__WORK TO BE COMPLETED__: Reproduce the records below in full and without edits, omitting images.

__GIVEN RECORDS__:

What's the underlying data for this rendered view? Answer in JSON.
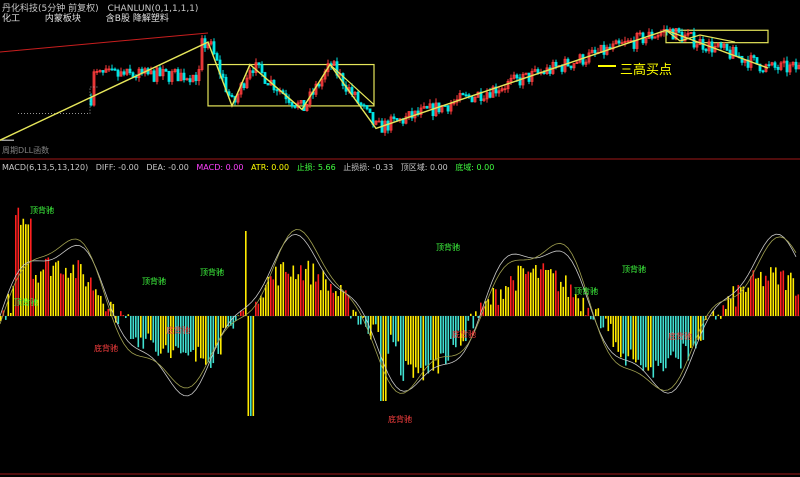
{
  "header": {
    "stock_title": "丹化科技(5分钟 前复权)",
    "indicator_title": "CHANLUN(0,1,1,1,1)",
    "tags": [
      "化工",
      "内蒙板块",
      "含B股 降解塑料"
    ]
  },
  "bottom_label": "周期DLL函数",
  "annotation": "三高买点",
  "macd_header": {
    "name": "MACD(6,13,5,13,120)",
    "diff": "DIFF: -0.00",
    "dea": "DEA: -0.00",
    "macd": "MACD: 0.00",
    "atr": "ATR: 0.00",
    "stop_gain": "止损: 5.66",
    "stop_loss": "止损损: -0.33",
    "zone": "顶区域: 0.00",
    "bottom": "底域: 0.00"
  },
  "colors": {
    "background": "#000000",
    "up_candle": "#ff3c3c",
    "down_candle": "#00e5e5",
    "zigzag": "#e6e65a",
    "box": "#e6e65a",
    "red_line": "#c81e1e",
    "hist_red": "#ff2020",
    "hist_yellow": "#ffeb00",
    "hist_cyan": "#40e0d0",
    "diff_line": "#c8c8c8",
    "dea_line": "#a0a050",
    "label_green": "#40ff40",
    "label_red": "#ff4040"
  },
  "chart_data": [
    {
      "type": "line",
      "zigzag_x": [
        0,
        208,
        232,
        250,
        302,
        330,
        376,
        666,
        768
      ],
      "zigzag_y": [
        5.0,
        6.66,
        5.58,
        6.28,
        5.52,
        6.28,
        5.2,
        6.86,
        6.22
      ],
      "centers": [
        {
          "x_from": 208,
          "x_to": 374,
          "y_low": 5.58,
          "y_high": 6.28
        },
        {
          "x_from": 666,
          "x_to": 768,
          "y_low": 6.65,
          "y_high": 6.86
        }
      ],
      "ylim": [
        4.8,
        7.0
      ]
    },
    {
      "type": "bar",
      "ylim": [
        -1.0,
        1.0
      ],
      "labels": [
        {
          "text": "顶背驰",
          "x": 30,
          "kind": "top"
        },
        {
          "text": "顶背驰",
          "x": 14,
          "kind": "top"
        },
        {
          "text": "顶背驰",
          "x": 142,
          "kind": "top"
        },
        {
          "text": "顶背驰",
          "x": 200,
          "kind": "top"
        },
        {
          "text": "顶背驰",
          "x": 436,
          "kind": "top"
        },
        {
          "text": "顶背驰",
          "x": 574,
          "kind": "top"
        },
        {
          "text": "顶背驰",
          "x": 622,
          "kind": "top"
        },
        {
          "text": "底背驰",
          "x": 94,
          "kind": "bottom"
        },
        {
          "text": "底背驰",
          "x": 166,
          "kind": "bottom"
        },
        {
          "text": "底背驰",
          "x": 452,
          "kind": "bottom"
        },
        {
          "text": "底背驰",
          "x": 388,
          "kind": "bottom"
        },
        {
          "text": "底背驰",
          "x": 668,
          "kind": "bottom"
        }
      ]
    }
  ]
}
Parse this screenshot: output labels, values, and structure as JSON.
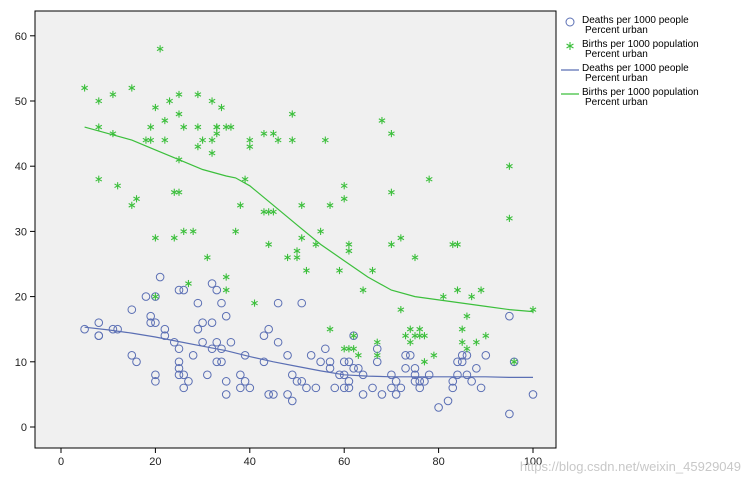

__SOLUTION FOR THIS PROBLEM__:
What's the underlying data for this rendered view? Answer in JSON.
{
  "header": {
    "stock_title": "丹化科技(5分钟 前复权)",
    "indicator_title": "CHANLUN(0,1,1,1,1)",
    "tags": [
      "化工",
      "内蒙板块",
      "含B股 降解塑料"
    ]
  },
  "bottom_label": "周期DLL函数",
  "annotation": "三高买点",
  "macd_header": {
    "name": "MACD(6,13,5,13,120)",
    "diff": "DIFF: -0.00",
    "dea": "DEA: -0.00",
    "macd": "MACD: 0.00",
    "atr": "ATR: 0.00",
    "stop_gain": "止损: 5.66",
    "stop_loss": "止损损: -0.33",
    "zone": "顶区域: 0.00",
    "bottom": "底域: 0.00"
  },
  "colors": {
    "background": "#000000",
    "up_candle": "#ff3c3c",
    "down_candle": "#00e5e5",
    "zigzag": "#e6e65a",
    "box": "#e6e65a",
    "red_line": "#c81e1e",
    "hist_red": "#ff2020",
    "hist_yellow": "#ffeb00",
    "hist_cyan": "#40e0d0",
    "diff_line": "#c8c8c8",
    "dea_line": "#a0a050",
    "label_green": "#40ff40",
    "label_red": "#ff4040"
  },
  "chart_data": [
    {
      "type": "line",
      "zigzag_x": [
        0,
        208,
        232,
        250,
        302,
        330,
        376,
        666,
        768
      ],
      "zigzag_y": [
        5.0,
        6.66,
        5.58,
        6.28,
        5.52,
        6.28,
        5.2,
        6.86,
        6.22
      ],
      "centers": [
        {
          "x_from": 208,
          "x_to": 374,
          "y_low": 5.58,
          "y_high": 6.28
        },
        {
          "x_from": 666,
          "x_to": 768,
          "y_low": 6.65,
          "y_high": 6.86
        }
      ],
      "ylim": [
        4.8,
        7.0
      ]
    },
    {
      "type": "bar",
      "ylim": [
        -1.0,
        1.0
      ],
      "labels": [
        {
          "text": "顶背驰",
          "x": 30,
          "kind": "top"
        },
        {
          "text": "顶背驰",
          "x": 14,
          "kind": "top"
        },
        {
          "text": "顶背驰",
          "x": 142,
          "kind": "top"
        },
        {
          "text": "顶背驰",
          "x": 200,
          "kind": "top"
        },
        {
          "text": "顶背驰",
          "x": 436,
          "kind": "top"
        },
        {
          "text": "顶背驰",
          "x": 574,
          "kind": "top"
        },
        {
          "text": "顶背驰",
          "x": 622,
          "kind": "top"
        },
        {
          "text": "底背驰",
          "x": 94,
          "kind": "bottom"
        },
        {
          "text": "底背驰",
          "x": 166,
          "kind": "bottom"
        },
        {
          "text": "底背驰",
          "x": 452,
          "kind": "bottom"
        },
        {
          "text": "底背驰",
          "x": 388,
          "kind": "bottom"
        },
        {
          "text": "底背驰",
          "x": 668,
          "kind": "bottom"
        }
      ]
    }
  ]
}
Parse this screenshot: output labels, values, and structure as JSON.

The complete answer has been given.